_RECORD EXTRACTS_:

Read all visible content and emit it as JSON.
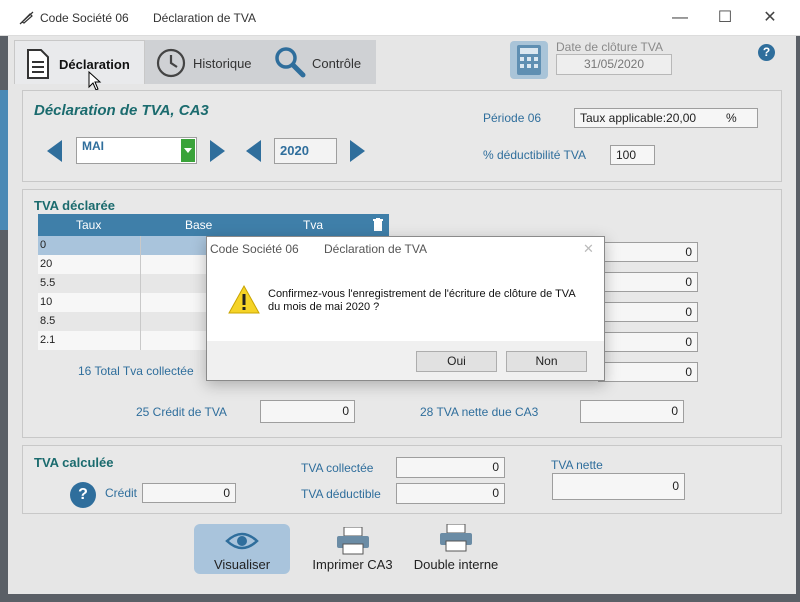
{
  "window": {
    "app_name": "Code Société 06",
    "title": "Déclaration de TVA",
    "minimize": "—",
    "maximize": "☐",
    "close": "✕"
  },
  "tabs": [
    {
      "label": "Déclaration",
      "icon": "document-icon",
      "active": true
    },
    {
      "label": "Historique",
      "icon": "clock-icon",
      "active": false
    },
    {
      "label": "Contrôle",
      "icon": "magnifier-icon",
      "active": false
    }
  ],
  "closing_date": {
    "label": "Date de clôture TVA",
    "value": "31/05/2020"
  },
  "help_label": "?",
  "header": {
    "title": "Déclaration de TVA, CA3",
    "month": "MAI",
    "year": "2020",
    "period_label": "Période 06",
    "rate_label": "Taux applicable:20,00",
    "rate_unit": "%",
    "deductibility_label": "% déductibilité TVA",
    "deductibility_value": "100"
  },
  "declared": {
    "title": "TVA déclarée",
    "columns": [
      "Taux",
      "Base",
      "Tva"
    ],
    "rows": [
      {
        "taux": "0"
      },
      {
        "taux": "20"
      },
      {
        "taux": "5.5"
      },
      {
        "taux": "10"
      },
      {
        "taux": "8.5"
      },
      {
        "taux": "2.1"
      }
    ],
    "right_values": [
      "0",
      "0",
      "0",
      "0",
      "0"
    ],
    "total_collected_label": "16 Total Tva collectée",
    "credit_label": "25 Crédit de TVA",
    "credit_value": "0",
    "net_due_label": "28 TVA nette due CA3",
    "net_due_value": "0"
  },
  "calculated": {
    "title": "TVA calculée",
    "credit_label": "Crédit",
    "credit_value": "0",
    "collected_label": "TVA collectée",
    "collected_value": "0",
    "deductible_label": "TVA déductible",
    "deductible_value": "0",
    "net_label": "TVA nette",
    "net_value": "0"
  },
  "toolbar": {
    "visualize": "Visualiser",
    "print_ca3": "Imprimer CA3",
    "double_internal": "Double interne"
  },
  "dialog": {
    "app_name": "Code Société 06",
    "title": "Déclaration de TVA",
    "message": "Confirmez-vous l'enregistrement de l'écriture de clôture de TVA du mois de mai 2020 ?",
    "yes": "Oui",
    "no": "Non",
    "close": "✕"
  }
}
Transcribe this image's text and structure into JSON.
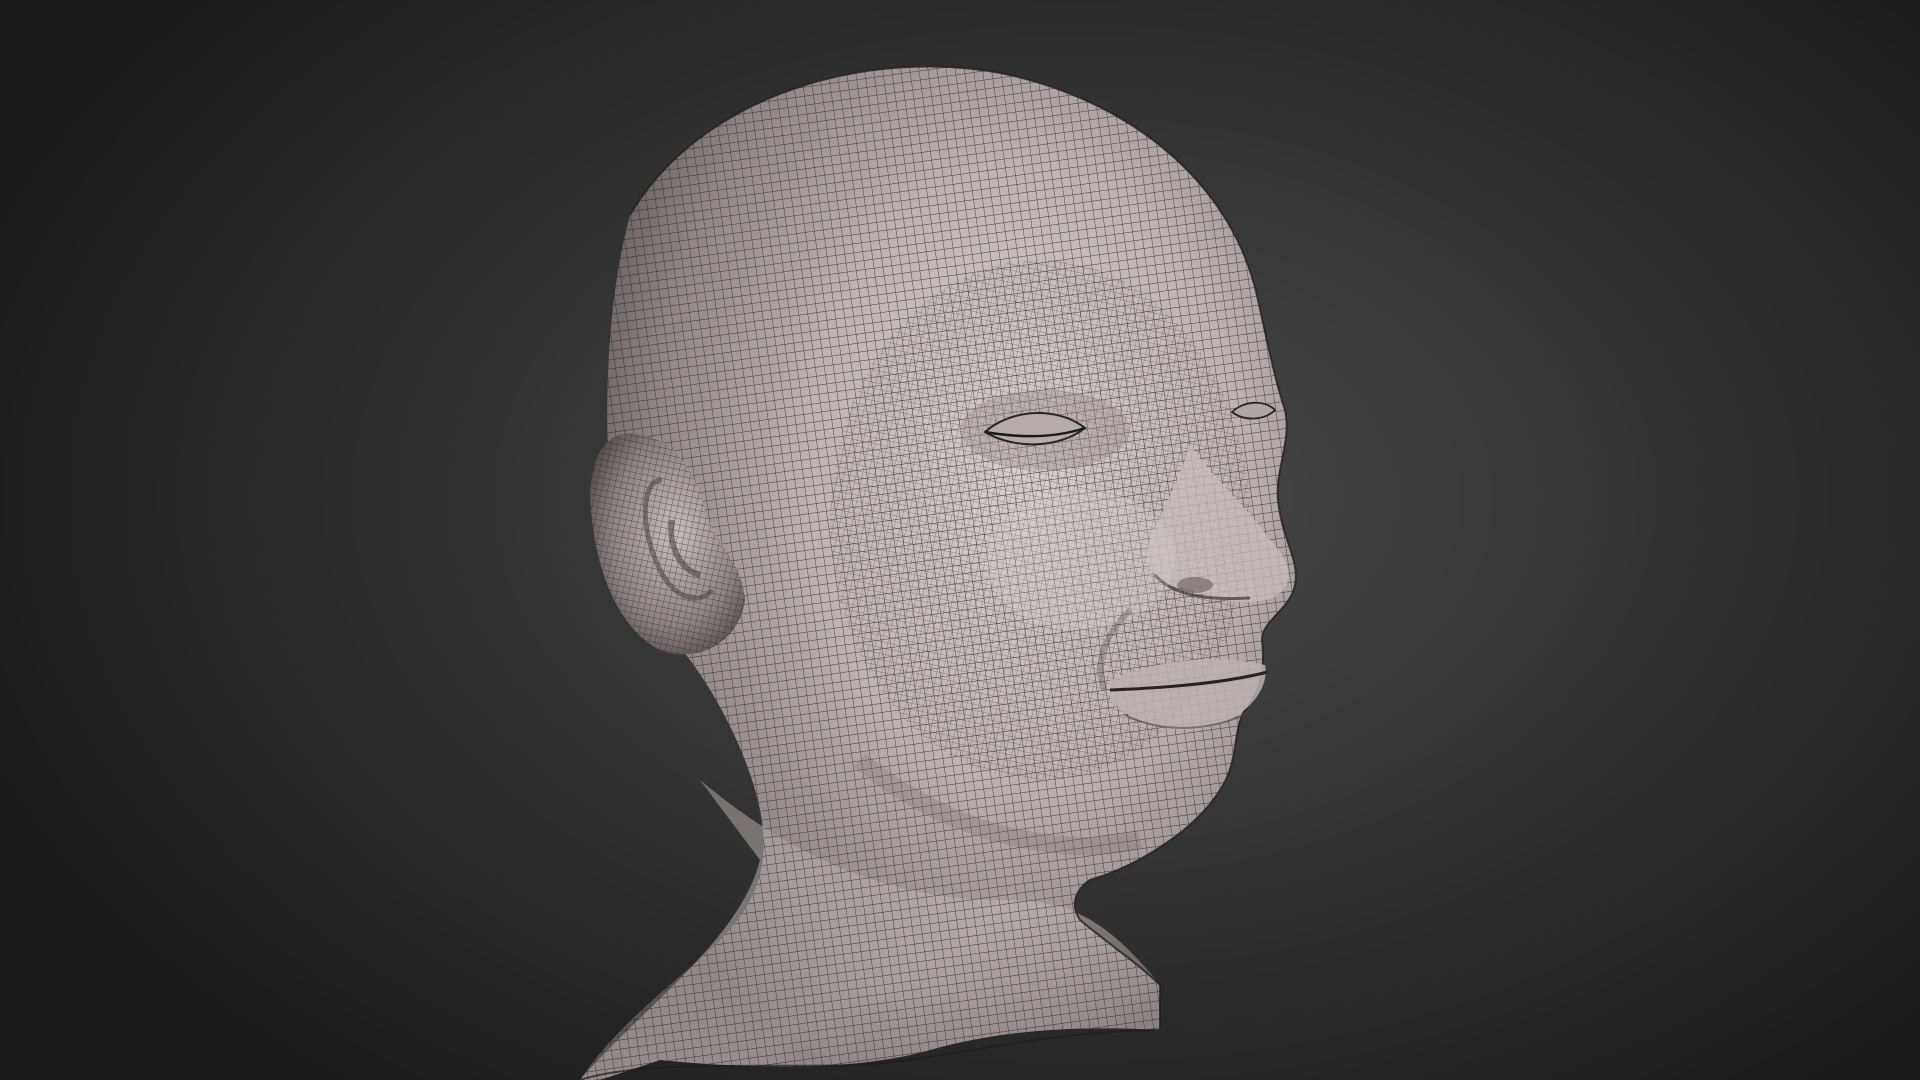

_EXERCISE GOAL_: Extract every line above containing the word "collectée".

_SOLUTION TO THIS EXERCISE_:
    "total_collected_label": "16 Total Tva collectée",
    "collected_label": "TVA collectée",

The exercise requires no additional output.